SUPPLIED MATERIAL:

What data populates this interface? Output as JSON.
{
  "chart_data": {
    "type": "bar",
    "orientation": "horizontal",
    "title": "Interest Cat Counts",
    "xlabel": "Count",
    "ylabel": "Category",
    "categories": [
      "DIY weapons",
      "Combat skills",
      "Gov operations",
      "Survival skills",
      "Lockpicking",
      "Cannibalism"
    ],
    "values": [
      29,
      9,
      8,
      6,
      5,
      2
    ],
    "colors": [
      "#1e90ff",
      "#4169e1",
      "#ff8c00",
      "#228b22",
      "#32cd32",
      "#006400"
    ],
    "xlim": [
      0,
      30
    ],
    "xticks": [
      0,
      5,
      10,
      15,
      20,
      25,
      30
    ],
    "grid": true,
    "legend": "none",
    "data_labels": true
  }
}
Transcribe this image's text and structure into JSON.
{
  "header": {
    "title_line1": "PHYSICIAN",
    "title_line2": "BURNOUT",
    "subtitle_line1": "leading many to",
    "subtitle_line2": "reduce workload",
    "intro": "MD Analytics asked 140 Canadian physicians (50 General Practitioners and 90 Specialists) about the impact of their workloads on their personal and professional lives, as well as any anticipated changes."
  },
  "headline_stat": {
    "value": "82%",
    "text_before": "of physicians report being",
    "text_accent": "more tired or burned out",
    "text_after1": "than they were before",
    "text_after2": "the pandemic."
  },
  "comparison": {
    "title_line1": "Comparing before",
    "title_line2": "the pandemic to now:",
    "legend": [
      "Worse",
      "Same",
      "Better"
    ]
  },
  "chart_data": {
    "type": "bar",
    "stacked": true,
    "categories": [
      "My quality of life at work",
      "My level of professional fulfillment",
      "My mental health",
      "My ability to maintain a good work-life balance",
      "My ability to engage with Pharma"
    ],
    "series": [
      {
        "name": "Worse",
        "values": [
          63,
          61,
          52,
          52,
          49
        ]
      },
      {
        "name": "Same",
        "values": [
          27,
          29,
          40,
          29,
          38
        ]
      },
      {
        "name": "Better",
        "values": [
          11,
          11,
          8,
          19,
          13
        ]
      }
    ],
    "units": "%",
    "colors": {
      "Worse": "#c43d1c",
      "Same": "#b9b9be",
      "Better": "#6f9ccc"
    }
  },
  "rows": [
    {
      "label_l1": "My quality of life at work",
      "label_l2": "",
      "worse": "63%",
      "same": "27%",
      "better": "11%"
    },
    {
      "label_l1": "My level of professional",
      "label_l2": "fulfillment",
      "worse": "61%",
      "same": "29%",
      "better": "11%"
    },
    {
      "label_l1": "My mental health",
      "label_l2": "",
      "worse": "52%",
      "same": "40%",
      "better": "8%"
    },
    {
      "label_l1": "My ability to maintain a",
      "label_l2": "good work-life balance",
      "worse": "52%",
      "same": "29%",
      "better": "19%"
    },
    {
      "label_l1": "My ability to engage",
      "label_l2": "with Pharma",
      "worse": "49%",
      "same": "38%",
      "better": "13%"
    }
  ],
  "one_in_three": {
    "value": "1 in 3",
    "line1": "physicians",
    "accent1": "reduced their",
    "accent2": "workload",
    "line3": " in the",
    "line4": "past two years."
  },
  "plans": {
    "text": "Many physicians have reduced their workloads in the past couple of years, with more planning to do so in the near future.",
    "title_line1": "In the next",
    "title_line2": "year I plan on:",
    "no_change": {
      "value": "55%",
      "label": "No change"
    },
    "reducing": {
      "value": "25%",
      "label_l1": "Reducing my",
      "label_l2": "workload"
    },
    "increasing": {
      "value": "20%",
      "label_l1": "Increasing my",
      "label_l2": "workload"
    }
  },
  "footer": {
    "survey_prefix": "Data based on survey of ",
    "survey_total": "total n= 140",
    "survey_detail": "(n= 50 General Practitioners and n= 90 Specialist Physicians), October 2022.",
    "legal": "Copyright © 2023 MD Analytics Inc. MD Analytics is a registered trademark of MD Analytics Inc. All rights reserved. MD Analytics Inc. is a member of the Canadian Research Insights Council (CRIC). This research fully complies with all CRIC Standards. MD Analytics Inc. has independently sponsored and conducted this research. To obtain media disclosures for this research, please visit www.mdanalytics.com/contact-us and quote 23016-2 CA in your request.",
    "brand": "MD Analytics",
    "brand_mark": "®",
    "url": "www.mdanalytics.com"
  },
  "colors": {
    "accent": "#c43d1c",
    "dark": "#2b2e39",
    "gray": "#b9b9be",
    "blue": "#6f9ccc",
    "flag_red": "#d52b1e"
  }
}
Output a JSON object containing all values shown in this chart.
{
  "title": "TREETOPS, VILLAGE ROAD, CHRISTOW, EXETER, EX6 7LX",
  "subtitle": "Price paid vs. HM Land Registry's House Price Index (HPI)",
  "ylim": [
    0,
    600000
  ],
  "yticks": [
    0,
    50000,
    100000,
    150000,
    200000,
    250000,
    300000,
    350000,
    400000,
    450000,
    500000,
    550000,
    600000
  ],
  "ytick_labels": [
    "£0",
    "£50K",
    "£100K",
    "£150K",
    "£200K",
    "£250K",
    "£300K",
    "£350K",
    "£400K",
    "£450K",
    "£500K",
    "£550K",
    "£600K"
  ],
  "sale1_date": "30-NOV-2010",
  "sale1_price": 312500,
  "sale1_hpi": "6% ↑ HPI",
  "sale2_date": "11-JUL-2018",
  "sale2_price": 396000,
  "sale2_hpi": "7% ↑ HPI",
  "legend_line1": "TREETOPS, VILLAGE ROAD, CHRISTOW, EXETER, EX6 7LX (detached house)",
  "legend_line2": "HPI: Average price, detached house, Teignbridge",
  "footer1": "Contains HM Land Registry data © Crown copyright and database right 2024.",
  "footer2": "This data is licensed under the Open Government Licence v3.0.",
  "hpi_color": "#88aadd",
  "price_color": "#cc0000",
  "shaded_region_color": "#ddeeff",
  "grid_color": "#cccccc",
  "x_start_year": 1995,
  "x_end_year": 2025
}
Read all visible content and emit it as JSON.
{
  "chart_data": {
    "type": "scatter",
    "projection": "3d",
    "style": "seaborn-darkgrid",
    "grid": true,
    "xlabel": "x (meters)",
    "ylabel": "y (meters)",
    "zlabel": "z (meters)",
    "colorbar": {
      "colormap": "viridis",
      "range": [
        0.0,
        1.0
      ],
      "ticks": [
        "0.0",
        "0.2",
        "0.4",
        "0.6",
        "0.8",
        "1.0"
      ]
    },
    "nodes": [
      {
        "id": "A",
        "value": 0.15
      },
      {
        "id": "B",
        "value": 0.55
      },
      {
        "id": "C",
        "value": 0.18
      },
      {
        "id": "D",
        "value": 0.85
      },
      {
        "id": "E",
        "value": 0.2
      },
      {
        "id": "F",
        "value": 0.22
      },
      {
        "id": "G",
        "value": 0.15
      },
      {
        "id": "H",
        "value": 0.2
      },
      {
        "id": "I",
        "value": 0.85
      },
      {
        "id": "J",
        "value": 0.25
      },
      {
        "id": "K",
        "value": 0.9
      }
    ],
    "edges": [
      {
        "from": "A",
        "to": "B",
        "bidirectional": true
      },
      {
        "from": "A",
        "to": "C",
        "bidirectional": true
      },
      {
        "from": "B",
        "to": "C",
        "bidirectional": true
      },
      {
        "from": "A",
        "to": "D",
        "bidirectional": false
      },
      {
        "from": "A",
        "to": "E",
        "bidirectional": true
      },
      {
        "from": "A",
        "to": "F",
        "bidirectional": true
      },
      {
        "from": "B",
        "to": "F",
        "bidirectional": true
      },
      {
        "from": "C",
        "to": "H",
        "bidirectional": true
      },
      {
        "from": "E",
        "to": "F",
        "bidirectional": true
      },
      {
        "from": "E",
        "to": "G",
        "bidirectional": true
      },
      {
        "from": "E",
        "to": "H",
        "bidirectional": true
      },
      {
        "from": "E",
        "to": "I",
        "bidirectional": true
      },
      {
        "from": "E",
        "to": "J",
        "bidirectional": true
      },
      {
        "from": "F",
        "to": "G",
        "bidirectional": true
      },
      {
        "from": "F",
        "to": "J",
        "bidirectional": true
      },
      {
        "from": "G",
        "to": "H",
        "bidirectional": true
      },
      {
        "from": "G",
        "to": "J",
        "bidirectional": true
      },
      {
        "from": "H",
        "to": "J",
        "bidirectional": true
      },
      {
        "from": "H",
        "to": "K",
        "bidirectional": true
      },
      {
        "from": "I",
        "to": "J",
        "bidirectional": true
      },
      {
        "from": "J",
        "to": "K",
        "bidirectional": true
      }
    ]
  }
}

GIVEN TASK:
Search the records for the word "mental". Copy every line that has it.

RESPONSE TO THE EXERCISE:
      "My mental health",
      "label_l1": "My mental health",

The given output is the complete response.